◆ Records supplied ◆
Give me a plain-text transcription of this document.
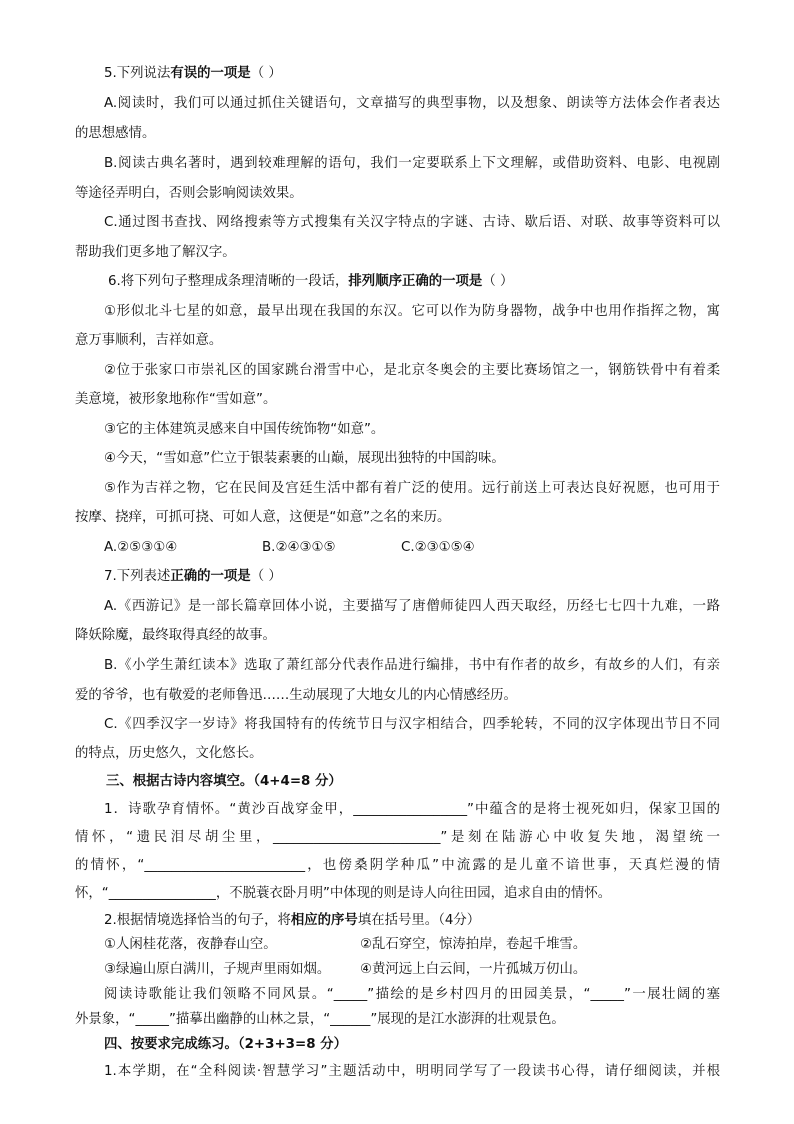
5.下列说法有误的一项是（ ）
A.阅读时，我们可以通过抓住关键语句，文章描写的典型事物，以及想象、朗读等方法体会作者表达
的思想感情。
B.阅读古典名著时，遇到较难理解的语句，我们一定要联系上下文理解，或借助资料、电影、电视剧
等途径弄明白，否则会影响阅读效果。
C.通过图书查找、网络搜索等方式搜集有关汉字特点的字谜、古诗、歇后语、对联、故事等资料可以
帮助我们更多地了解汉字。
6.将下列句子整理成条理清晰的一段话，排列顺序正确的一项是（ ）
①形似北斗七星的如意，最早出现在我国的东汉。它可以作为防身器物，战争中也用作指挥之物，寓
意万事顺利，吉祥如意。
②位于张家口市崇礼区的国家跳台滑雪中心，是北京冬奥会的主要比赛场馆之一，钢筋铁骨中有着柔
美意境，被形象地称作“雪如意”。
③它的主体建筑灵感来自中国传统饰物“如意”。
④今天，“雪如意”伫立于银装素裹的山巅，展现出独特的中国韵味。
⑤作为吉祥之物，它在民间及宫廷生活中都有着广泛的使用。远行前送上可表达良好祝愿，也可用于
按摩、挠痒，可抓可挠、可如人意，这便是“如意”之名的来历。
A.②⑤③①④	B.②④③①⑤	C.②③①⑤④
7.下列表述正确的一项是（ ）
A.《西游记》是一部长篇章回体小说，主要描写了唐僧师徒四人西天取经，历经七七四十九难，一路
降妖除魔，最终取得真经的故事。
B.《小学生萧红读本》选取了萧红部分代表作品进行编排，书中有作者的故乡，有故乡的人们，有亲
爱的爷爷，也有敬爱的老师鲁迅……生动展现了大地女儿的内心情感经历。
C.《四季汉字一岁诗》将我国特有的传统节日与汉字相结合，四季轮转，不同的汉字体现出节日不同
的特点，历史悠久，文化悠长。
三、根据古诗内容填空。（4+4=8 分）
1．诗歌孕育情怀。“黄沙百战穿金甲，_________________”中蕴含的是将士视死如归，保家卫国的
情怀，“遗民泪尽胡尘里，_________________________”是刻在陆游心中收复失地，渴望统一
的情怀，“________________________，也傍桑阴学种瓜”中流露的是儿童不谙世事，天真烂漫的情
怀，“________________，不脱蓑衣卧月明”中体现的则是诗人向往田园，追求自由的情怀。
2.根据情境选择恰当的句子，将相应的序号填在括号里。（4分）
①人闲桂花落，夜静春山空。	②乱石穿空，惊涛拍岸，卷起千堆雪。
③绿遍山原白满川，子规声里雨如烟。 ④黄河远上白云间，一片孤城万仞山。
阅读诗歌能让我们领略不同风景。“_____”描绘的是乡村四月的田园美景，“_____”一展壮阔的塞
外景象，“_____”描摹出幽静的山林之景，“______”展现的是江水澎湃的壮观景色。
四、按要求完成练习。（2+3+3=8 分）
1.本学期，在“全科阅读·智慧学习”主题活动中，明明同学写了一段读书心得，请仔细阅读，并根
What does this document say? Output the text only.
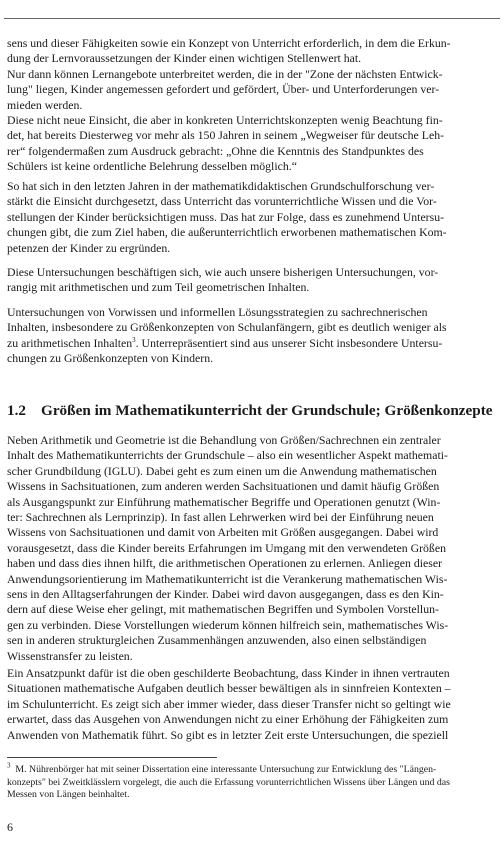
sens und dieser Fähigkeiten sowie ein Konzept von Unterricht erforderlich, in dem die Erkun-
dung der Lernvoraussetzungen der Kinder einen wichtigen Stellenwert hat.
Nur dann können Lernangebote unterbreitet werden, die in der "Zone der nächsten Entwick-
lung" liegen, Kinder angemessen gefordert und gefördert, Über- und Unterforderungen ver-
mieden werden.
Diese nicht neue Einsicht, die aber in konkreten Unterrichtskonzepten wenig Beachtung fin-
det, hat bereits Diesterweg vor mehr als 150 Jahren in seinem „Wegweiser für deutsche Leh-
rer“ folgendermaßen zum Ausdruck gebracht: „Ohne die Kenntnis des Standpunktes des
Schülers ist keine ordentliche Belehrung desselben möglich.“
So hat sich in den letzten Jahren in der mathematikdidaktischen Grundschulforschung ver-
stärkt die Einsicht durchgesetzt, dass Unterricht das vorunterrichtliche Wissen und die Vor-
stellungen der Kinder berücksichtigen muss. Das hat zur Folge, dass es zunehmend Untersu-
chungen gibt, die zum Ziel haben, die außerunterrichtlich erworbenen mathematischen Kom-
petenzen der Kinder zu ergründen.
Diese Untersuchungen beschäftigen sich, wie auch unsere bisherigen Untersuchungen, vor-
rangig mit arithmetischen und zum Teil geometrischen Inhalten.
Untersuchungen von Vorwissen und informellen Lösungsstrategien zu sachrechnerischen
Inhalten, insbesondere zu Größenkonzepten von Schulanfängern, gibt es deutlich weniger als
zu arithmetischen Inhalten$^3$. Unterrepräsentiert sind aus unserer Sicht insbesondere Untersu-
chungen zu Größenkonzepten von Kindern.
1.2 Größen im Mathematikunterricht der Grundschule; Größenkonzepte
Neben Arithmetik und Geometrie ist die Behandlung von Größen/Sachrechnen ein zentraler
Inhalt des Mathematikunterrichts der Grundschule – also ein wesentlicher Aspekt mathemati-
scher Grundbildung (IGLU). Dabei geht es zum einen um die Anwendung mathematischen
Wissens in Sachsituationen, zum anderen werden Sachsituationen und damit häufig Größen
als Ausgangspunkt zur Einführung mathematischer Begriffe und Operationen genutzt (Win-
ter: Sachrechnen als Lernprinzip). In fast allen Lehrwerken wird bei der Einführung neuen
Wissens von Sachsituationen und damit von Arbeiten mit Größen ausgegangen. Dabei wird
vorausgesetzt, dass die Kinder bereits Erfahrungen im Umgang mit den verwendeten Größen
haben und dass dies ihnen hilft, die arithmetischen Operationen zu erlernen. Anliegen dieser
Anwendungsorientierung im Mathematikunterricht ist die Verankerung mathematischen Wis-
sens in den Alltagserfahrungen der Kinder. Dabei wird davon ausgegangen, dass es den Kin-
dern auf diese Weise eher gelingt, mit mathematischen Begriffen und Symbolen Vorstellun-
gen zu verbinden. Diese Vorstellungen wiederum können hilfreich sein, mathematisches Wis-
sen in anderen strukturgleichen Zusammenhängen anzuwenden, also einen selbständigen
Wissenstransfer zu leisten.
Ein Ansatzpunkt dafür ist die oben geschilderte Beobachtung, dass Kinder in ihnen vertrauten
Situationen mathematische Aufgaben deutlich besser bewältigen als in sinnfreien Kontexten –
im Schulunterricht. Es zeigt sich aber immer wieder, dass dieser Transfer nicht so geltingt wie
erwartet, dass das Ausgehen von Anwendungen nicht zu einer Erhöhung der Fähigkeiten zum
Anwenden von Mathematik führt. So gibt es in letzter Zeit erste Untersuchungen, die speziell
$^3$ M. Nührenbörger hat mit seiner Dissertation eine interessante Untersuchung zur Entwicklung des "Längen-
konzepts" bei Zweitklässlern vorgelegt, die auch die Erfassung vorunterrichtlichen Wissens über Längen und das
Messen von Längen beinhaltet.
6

◆ Exercise directions ◆
Give back the entries verbatim. Do not include any picture.

◆ Result ◆
Give me a plain-text transcription of this document.
5.下列说法有误的一项是（ ）
A.阅读时，我们可以通过抓住关键语句，文章描写的典型事物，以及想象、朗读等方法体会作者表达
的思想感情。
B.阅读古典名著时，遇到较难理解的语句，我们一定要联系上下文理解，或借助资料、电影、电视剧
等途径弄明白，否则会影响阅读效果。
C.通过图书查找、网络搜索等方式搜集有关汉字特点的字谜、古诗、歇后语、对联、故事等资料可以
帮助我们更多地了解汉字。
6.将下列句子整理成条理清晰的一段话，排列顺序正确的一项是（ ）
①形似北斗七星的如意，最早出现在我国的东汉。它可以作为防身器物，战争中也用作指挥之物，寓
意万事顺利，吉祥如意。
②位于张家口市崇礼区的国家跳台滑雪中心，是北京冬奥会的主要比赛场馆之一，钢筋铁骨中有着柔
美意境，被形象地称作“雪如意”。
③它的主体建筑灵感来自中国传统饰物“如意”。
④今天，“雪如意”伫立于银装素裹的山巅，展现出独特的中国韵味。
⑤作为吉祥之物，它在民间及宫廷生活中都有着广泛的使用。远行前送上可表达良好祝愿，也可用于
按摩、挠痒，可抓可挠、可如人意，这便是“如意”之名的来历。
A.②⑤③①④	B.②④③①⑤	C.②③①⑤④
7.下列表述正确的一项是（ ）
A.《西游记》是一部长篇章回体小说，主要描写了唐僧师徒四人西天取经，历经七七四十九难，一路
降妖除魔，最终取得真经的故事。
B.《小学生萧红读本》选取了萧红部分代表作品进行编排，书中有作者的故乡，有故乡的人们，有亲
爱的爷爷，也有敬爱的老师鲁迅……生动展现了大地女儿的内心情感经历。
C.《四季汉字一岁诗》将我国特有的传统节日与汉字相结合，四季轮转，不同的汉字体现出节日不同
的特点，历史悠久，文化悠长。
三、根据古诗内容填空。（4+4=8 分）
1．诗歌孕育情怀。“黄沙百战穿金甲，_________________”中蕴含的是将士视死如归，保家卫国的
情怀，“遗民泪尽胡尘里，_________________________”是刻在陆游心中收复失地，渴望统一
的情怀，“________________________，也傍桑阴学种瓜”中流露的是儿童不谙世事，天真烂漫的情
怀，“________________，不脱蓑衣卧月明”中体现的则是诗人向往田园，追求自由的情怀。
2.根据情境选择恰当的句子，将相应的序号填在括号里。（4分）
①人闲桂花落，夜静春山空。	②乱石穿空，惊涛拍岸，卷起千堆雪。
③绿遍山原白满川，子规声里雨如烟。 ④黄河远上白云间，一片孤城万仞山。
阅读诗歌能让我们领略不同风景。“_____”描绘的是乡村四月的田园美景，“_____”一展壮阔的塞
外景象，“_____”描摹出幽静的山林之景，“______”展现的是江水澎湃的壮观景色。
四、按要求完成练习。（2+3+3=8 分）
1.本学期，在“全科阅读·智慧学习”主题活动中，明明同学写了一段读书心得，请仔细阅读，并根
What does this document say? Output the text only.
sens und dieser Fähigkeiten sowie ein Konzept von Unterricht erforderlich, in dem die Erkun-
dung der Lernvoraussetzungen der Kinder einen wichtigen Stellenwert hat.
Nur dann können Lernangebote unterbreitet werden, die in der "Zone der nächsten Entwick-
lung" liegen, Kinder angemessen gefordert und gefördert, Über- und Unterforderungen ver-
mieden werden.
Diese nicht neue Einsicht, die aber in konkreten Unterrichtskonzepten wenig Beachtung fin-
det, hat bereits Diesterweg vor mehr als 150 Jahren in seinem „Wegweiser für deutsche Leh-
rer“ folgendermaßen zum Ausdruck gebracht: „Ohne die Kenntnis des Standpunktes des
Schülers ist keine ordentliche Belehrung desselben möglich.“
So hat sich in den letzten Jahren in der mathematikdidaktischen Grundschulforschung ver-
stärkt die Einsicht durchgesetzt, dass Unterricht das vorunterrichtliche Wissen und die Vor-
stellungen der Kinder berücksichtigen muss. Das hat zur Folge, dass es zunehmend Untersu-
chungen gibt, die zum Ziel haben, die außerunterrichtlich erworbenen mathematischen Kom-
petenzen der Kinder zu ergründen.
Diese Untersuchungen beschäftigen sich, wie auch unsere bisherigen Untersuchungen, vor-
rangig mit arithmetischen und zum Teil geometrischen Inhalten.
Untersuchungen von Vorwissen und informellen Lösungsstrategien zu sachrechnerischen
Inhalten, insbesondere zu Größenkonzepten von Schulanfängern, gibt es deutlich weniger als
zu arithmetischen Inhalten$^3$. Unterrepräsentiert sind aus unserer Sicht insbesondere Untersu-
chungen zu Größenkonzepten von Kindern.
1.2 Größen im Mathematikunterricht der Grundschule; Größenkonzepte
Neben Arithmetik und Geometrie ist die Behandlung von Größen/Sachrechnen ein zentraler
Inhalt des Mathematikunterrichts der Grundschule – also ein wesentlicher Aspekt mathemati-
scher Grundbildung (IGLU). Dabei geht es zum einen um die Anwendung mathematischen
Wissens in Sachsituationen, zum anderen werden Sachsituationen und damit häufig Größen
als Ausgangspunkt zur Einführung mathematischer Begriffe und Operationen genutzt (Win-
ter: Sachrechnen als Lernprinzip). In fast allen Lehrwerken wird bei der Einführung neuen
Wissens von Sachsituationen und damit von Arbeiten mit Größen ausgegangen. Dabei wird
vorausgesetzt, dass die Kinder bereits Erfahrungen im Umgang mit den verwendeten Größen
haben und dass dies ihnen hilft, die arithmetischen Operationen zu erlernen. Anliegen dieser
Anwendungsorientierung im Mathematikunterricht ist die Verankerung mathematischen Wis-
sens in den Alltagserfahrungen der Kinder. Dabei wird davon ausgegangen, dass es den Kin-
dern auf diese Weise eher gelingt, mit mathematischen Begriffen und Symbolen Vorstellun-
gen zu verbinden. Diese Vorstellungen wiederum können hilfreich sein, mathematisches Wis-
sen in anderen strukturgleichen Zusammenhängen anzuwenden, also einen selbständigen
Wissenstransfer zu leisten.
Ein Ansatzpunkt dafür ist die oben geschilderte Beobachtung, dass Kinder in ihnen vertrauten
Situationen mathematische Aufgaben deutlich besser bewältigen als in sinnfreien Kontexten –
im Schulunterricht. Es zeigt sich aber immer wieder, dass dieser Transfer nicht so geltingt wie
erwartet, dass das Ausgehen von Anwendungen nicht zu einer Erhöhung der Fähigkeiten zum
Anwenden von Mathematik führt. So gibt es in letzter Zeit erste Untersuchungen, die speziell
$^3$ M. Nührenbörger hat mit seiner Dissertation eine interessante Untersuchung zur Entwicklung des "Längen-
konzepts" bei Zweitklässlern vorgelegt, die auch die Erfassung vorunterrichtlichen Wissens über Längen und das
Messen von Längen beinhaltet.
6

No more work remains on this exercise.